> Work task
Write the data out again exactly and in full.

(Dataset records of document pages)
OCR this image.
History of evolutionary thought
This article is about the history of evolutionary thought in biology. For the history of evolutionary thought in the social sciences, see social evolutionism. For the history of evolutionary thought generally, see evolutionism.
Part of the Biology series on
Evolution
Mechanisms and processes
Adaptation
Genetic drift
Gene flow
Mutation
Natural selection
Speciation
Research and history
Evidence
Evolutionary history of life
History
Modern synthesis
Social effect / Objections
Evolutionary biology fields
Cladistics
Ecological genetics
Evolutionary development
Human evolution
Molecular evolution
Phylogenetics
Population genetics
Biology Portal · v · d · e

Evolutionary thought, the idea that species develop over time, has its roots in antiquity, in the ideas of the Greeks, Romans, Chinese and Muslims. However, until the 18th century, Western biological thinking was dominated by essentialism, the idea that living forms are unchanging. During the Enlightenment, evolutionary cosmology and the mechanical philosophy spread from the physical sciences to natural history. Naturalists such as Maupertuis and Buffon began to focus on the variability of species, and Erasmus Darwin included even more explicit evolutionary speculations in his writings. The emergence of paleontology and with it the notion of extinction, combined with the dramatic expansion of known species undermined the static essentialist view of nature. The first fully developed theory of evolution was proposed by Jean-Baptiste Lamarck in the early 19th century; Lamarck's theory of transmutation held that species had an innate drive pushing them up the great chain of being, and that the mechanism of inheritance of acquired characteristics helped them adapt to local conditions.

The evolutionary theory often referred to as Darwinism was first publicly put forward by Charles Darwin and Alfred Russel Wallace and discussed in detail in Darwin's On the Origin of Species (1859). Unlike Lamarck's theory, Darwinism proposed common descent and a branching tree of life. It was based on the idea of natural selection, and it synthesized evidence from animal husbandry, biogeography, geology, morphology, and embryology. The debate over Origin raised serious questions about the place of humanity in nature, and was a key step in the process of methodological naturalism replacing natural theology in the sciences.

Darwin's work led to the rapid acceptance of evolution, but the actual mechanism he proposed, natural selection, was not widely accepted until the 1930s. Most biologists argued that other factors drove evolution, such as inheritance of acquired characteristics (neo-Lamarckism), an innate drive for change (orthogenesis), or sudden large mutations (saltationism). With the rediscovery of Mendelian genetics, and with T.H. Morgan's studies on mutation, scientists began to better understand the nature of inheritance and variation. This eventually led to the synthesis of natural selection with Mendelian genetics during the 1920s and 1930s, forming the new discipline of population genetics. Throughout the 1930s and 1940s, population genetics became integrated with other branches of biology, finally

> Output below
OCR this image.
History of evolutionary thought
This article is about the history of evolutionary thought in biology. For the history of evolutionary thought in the social sciences, see social evolutionism. For the history of evolutionary thought generally, see evolutionism.
Part of the Biology series on
Evolution
Mechanisms and processes
Adaptation
Genetic drift
Gene flow
Mutation
Natural selection
Speciation
Research and history
Evidence
Evolutionary history of life
History
Modern synthesis
Social effect / Objections
Evolutionary biology fields
Cladistics
Ecological genetics
Evolutionary development
Human evolution
Molecular evolution
Phylogenetics
Population genetics
Biology Portal · v · d · e

Evolutionary thought, the idea that species develop over time, has its roots in antiquity, in the ideas of the Greeks, Romans, Chinese and Muslims. However, until the 18th century, Western biological thinking was dominated by essentialism, the idea that living forms are unchanging. During the Enlightenment, evolutionary cosmology and the mechanical philosophy spread from the physical sciences to natural history. Naturalists such as Maupertuis and Buffon began to focus on the variability of species, and Erasmus Darwin included even more explicit evolutionary speculations in his writings. The emergence of paleontology and with it the notion of extinction, combined with the dramatic expansion of known species undermined the static essentialist view of nature. The first fully developed theory of evolution was proposed by Jean-Baptiste Lamarck in the early 19th century; Lamarck's theory of transmutation held that species had an innate drive pushing them up the great chain of being, and that the mechanism of inheritance of acquired characteristics helped them adapt to local conditions.

The evolutionary theory often referred to as Darwinism was first publicly put forward by Charles Darwin and Alfred Russel Wallace and discussed in detail in Darwin's On the Origin of Species (1859). Unlike Lamarck's theory, Darwinism proposed common descent and a branching tree of life. It was based on the idea of natural selection, and it synthesized evidence from animal husbandry, biogeography, geology, morphology, and embryology. The debate over Origin raised serious questions about the place of humanity in nature, and was a key step in the process of methodological naturalism replacing natural theology in the sciences.

Darwin's work led to the rapid acceptance of evolution, but the actual mechanism he proposed, natural selection, was not widely accepted until the 1930s. Most biologists argued that other factors drove evolution, such as inheritance of acquired characteristics (neo-Lamarckism), an innate drive for change (orthogenesis), or sudden large mutations (saltationism). With the rediscovery of Mendelian genetics, and with T.H. Morgan's studies on mutation, scientists began to better understand the nature of inheritance and variation. This eventually led to the synthesis of natural selection with Mendelian genetics during the 1920s and 1930s, forming the new discipline of population genetics. Throughout the 1930s and 1940s, population genetics became integrated with other branches of biology, finally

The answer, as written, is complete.